+++ Materials provided

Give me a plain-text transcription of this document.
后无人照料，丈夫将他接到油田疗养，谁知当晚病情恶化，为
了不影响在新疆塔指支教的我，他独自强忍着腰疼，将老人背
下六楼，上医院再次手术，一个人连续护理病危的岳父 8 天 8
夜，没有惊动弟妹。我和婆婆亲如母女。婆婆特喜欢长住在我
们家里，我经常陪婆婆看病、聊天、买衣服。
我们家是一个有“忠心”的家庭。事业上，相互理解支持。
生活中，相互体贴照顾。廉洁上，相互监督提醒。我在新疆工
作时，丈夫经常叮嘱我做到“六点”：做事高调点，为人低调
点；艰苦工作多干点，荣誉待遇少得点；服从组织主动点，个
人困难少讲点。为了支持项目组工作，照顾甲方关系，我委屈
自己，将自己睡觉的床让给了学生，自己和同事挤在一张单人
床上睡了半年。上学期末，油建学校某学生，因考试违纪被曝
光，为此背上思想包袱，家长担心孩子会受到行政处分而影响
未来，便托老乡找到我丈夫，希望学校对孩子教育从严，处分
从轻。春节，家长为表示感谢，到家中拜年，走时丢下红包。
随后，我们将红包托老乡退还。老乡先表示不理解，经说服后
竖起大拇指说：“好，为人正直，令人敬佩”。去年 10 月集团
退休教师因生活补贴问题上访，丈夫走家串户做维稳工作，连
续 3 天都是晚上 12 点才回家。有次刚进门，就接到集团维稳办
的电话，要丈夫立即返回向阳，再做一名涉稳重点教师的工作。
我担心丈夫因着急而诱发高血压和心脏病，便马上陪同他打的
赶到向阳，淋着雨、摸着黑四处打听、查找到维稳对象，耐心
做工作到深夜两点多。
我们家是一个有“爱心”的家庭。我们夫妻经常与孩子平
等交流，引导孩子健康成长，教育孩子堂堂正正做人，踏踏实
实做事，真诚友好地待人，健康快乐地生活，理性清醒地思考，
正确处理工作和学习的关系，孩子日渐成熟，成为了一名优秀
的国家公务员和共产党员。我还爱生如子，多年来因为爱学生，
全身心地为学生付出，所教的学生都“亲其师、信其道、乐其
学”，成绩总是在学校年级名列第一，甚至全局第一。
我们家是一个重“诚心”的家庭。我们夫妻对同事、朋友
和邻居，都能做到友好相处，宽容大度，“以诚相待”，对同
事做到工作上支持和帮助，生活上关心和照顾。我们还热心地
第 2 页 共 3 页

++++++

● Set task:
Repeat every record, keeping each word and mark exactly as it is.

● Solution to the exercise:
Give me a plain-text transcription of this document.
后无人照料，丈夫将他接到油田疗养，谁知当晚病情恶化，为
了不影响在新疆塔指支教的我，他独自强忍着腰疼，将老人背
下六楼，上医院再次手术，一个人连续护理病危的岳父 8 天 8
夜，没有惊动弟妹。我和婆婆亲如母女。婆婆特喜欢长住在我
们家里，我经常陪婆婆看病、聊天、买衣服。
我们家是一个有“忠心”的家庭。事业上，相互理解支持。
生活中，相互体贴照顾。廉洁上，相互监督提醒。我在新疆工
作时，丈夫经常叮嘱我做到“六点”：做事高调点，为人低调
点；艰苦工作多干点，荣誉待遇少得点；服从组织主动点，个
人困难少讲点。为了支持项目组工作，照顾甲方关系，我委屈
自己，将自己睡觉的床让给了学生，自己和同事挤在一张单人
床上睡了半年。上学期末，油建学校某学生，因考试违纪被曝
光，为此背上思想包袱，家长担心孩子会受到行政处分而影响
未来，便托老乡找到我丈夫，希望学校对孩子教育从严，处分
从轻。春节，家长为表示感谢，到家中拜年，走时丢下红包。
随后，我们将红包托老乡退还。老乡先表示不理解，经说服后
竖起大拇指说：“好，为人正直，令人敬佩”。去年 10 月集团
退休教师因生活补贴问题上访，丈夫走家串户做维稳工作，连
续 3 天都是晚上 12 点才回家。有次刚进门，就接到集团维稳办
的电话，要丈夫立即返回向阳，再做一名涉稳重点教师的工作。
我担心丈夫因着急而诱发高血压和心脏病，便马上陪同他打的
赶到向阳，淋着雨、摸着黑四处打听、查找到维稳对象，耐心
做工作到深夜两点多。
我们家是一个有“爱心”的家庭。我们夫妻经常与孩子平
等交流，引导孩子健康成长，教育孩子堂堂正正做人，踏踏实
实做事，真诚友好地待人，健康快乐地生活，理性清醒地思考，
正确处理工作和学习的关系，孩子日渐成熟，成为了一名优秀
的国家公务员和共产党员。我还爱生如子，多年来因为爱学生，
全身心地为学生付出，所教的学生都“亲其师、信其道、乐其
学”，成绩总是在学校年级名列第一，甚至全局第一。
我们家是一个重“诚心”的家庭。我们夫妻对同事、朋友
和邻居，都能做到友好相处，宽容大度，“以诚相待”，对同
事做到工作上支持和帮助，生活上关心和照顾。我们还热心地
第 2 页 共 3 页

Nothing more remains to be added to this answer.